### What is required:
Copy nothing but the text: repeat each entry exactly and drop the images.

--- Data records ---

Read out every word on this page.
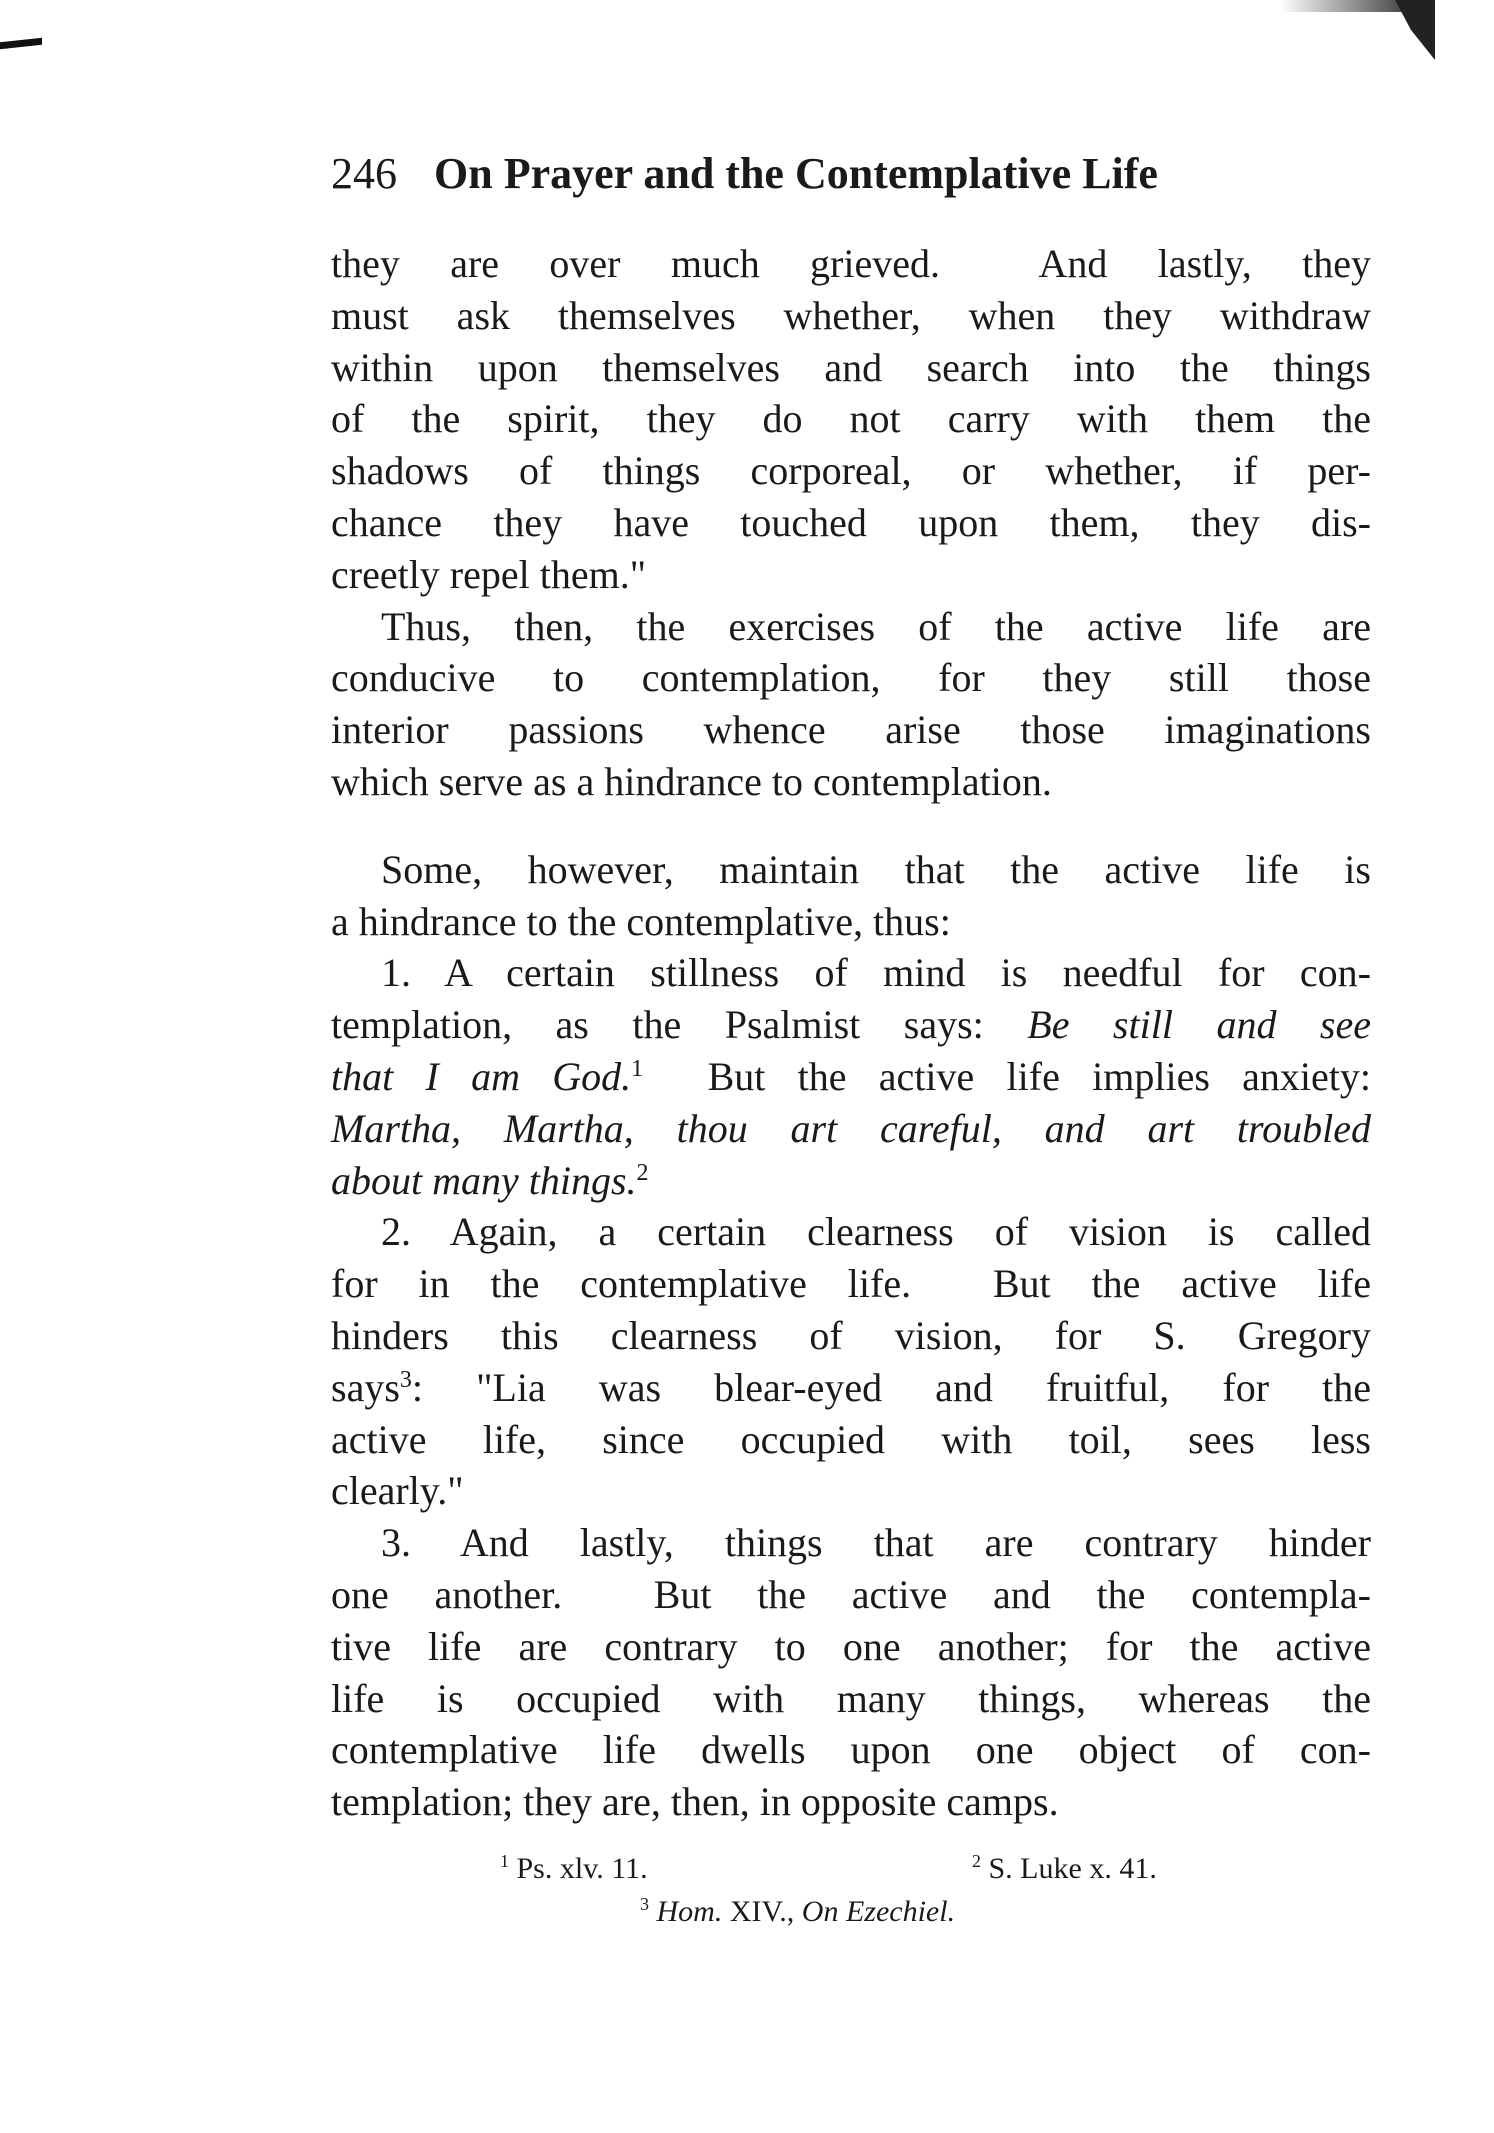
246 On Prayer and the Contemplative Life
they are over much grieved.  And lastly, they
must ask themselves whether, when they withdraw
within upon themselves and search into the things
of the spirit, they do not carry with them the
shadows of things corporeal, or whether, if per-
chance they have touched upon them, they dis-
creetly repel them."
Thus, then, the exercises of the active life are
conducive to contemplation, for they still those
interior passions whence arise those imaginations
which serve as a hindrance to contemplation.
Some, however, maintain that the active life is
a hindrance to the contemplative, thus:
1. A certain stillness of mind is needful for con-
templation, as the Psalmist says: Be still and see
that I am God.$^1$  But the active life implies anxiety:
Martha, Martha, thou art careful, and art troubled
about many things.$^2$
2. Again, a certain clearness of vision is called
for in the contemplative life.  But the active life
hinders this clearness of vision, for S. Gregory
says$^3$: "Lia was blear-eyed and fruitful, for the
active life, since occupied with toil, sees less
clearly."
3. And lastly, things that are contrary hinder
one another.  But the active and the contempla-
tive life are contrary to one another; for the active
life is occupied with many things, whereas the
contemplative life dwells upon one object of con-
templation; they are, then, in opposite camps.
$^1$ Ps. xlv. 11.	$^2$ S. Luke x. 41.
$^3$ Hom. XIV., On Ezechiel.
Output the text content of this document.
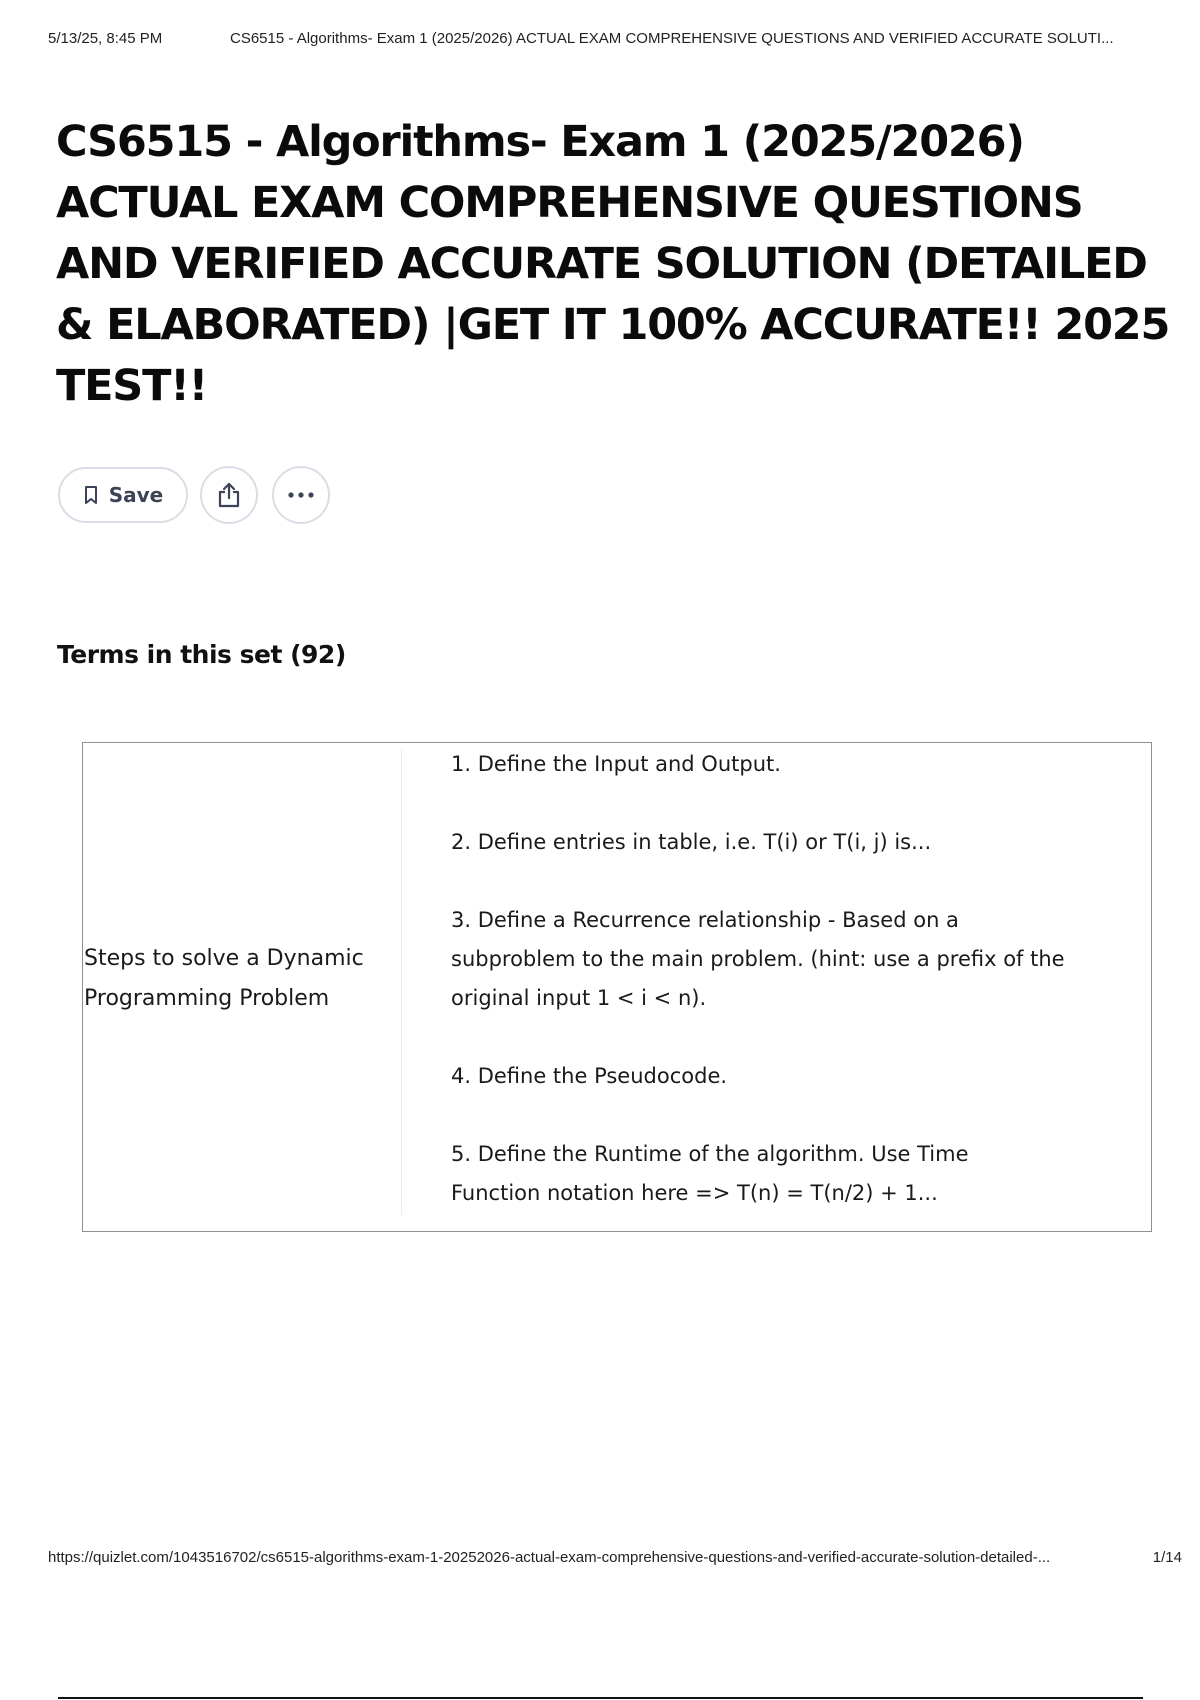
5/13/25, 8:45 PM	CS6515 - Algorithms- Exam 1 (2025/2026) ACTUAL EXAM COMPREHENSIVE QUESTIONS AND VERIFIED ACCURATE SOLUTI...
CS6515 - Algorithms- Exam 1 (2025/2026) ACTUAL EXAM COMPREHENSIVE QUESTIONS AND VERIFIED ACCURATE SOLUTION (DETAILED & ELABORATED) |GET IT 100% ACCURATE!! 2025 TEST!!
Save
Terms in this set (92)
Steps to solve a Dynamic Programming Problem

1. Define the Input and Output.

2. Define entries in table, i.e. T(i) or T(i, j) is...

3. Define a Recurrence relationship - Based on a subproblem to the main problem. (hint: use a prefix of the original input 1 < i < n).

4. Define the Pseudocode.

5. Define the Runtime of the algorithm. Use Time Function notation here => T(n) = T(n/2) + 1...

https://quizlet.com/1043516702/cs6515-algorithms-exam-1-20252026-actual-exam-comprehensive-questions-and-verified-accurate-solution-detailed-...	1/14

---

### Written response:
Read out every word on this page.
246 On Prayer and the Contemplative Life
they are over much grieved.  And lastly, they
must ask themselves whether, when they withdraw
within upon themselves and search into the things
of the spirit, they do not carry with them the
shadows of things corporeal, or whether, if per-
chance they have touched upon them, they dis-
creetly repel them."
Thus, then, the exercises of the active life are
conducive to contemplation, for they still those
interior passions whence arise those imaginations
which serve as a hindrance to contemplation.
Some, however, maintain that the active life is
a hindrance to the contemplative, thus:
1. A certain stillness of mind is needful for con-
templation, as the Psalmist says: Be still and see
that I am God.$^1$  But the active life implies anxiety:
Martha, Martha, thou art careful, and art troubled
about many things.$^2$
2. Again, a certain clearness of vision is called
for in the contemplative life.  But the active life
hinders this clearness of vision, for S. Gregory
says$^3$: "Lia was blear-eyed and fruitful, for the
active life, since occupied with toil, sees less
clearly."
3. And lastly, things that are contrary hinder
one another.  But the active and the contempla-
tive life are contrary to one another; for the active
life is occupied with many things, whereas the
contemplative life dwells upon one object of con-
templation; they are, then, in opposite camps.
$^1$ Ps. xlv. 11.	$^2$ S. Luke x. 41.
$^3$ Hom. XIV., On Ezechiel.
Output the text content of this document.
5/13/25, 8:45 PM	CS6515 - Algorithms- Exam 1 (2025/2026) ACTUAL EXAM COMPREHENSIVE QUESTIONS AND VERIFIED ACCURATE SOLUTI...
CS6515 - Algorithms- Exam 1 (2025/2026) ACTUAL EXAM COMPREHENSIVE QUESTIONS AND VERIFIED ACCURATE SOLUTION (DETAILED & ELABORATED) |GET IT 100% ACCURATE!! 2025 TEST!!
Save
Terms in this set (92)
Steps to solve a Dynamic Programming Problem

1. Define the Input and Output.

2. Define entries in table, i.e. T(i) or T(i, j) is...

3. Define a Recurrence relationship - Based on a subproblem to the main problem. (hint: use a prefix of the original input 1 < i < n).

4. Define the Pseudocode.

5. Define the Runtime of the algorithm. Use Time Function notation here => T(n) = T(n/2) + 1...

https://quizlet.com/1043516702/cs6515-algorithms-exam-1-20252026-actual-exam-comprehensive-questions-and-verified-accurate-solution-detailed-...	1/14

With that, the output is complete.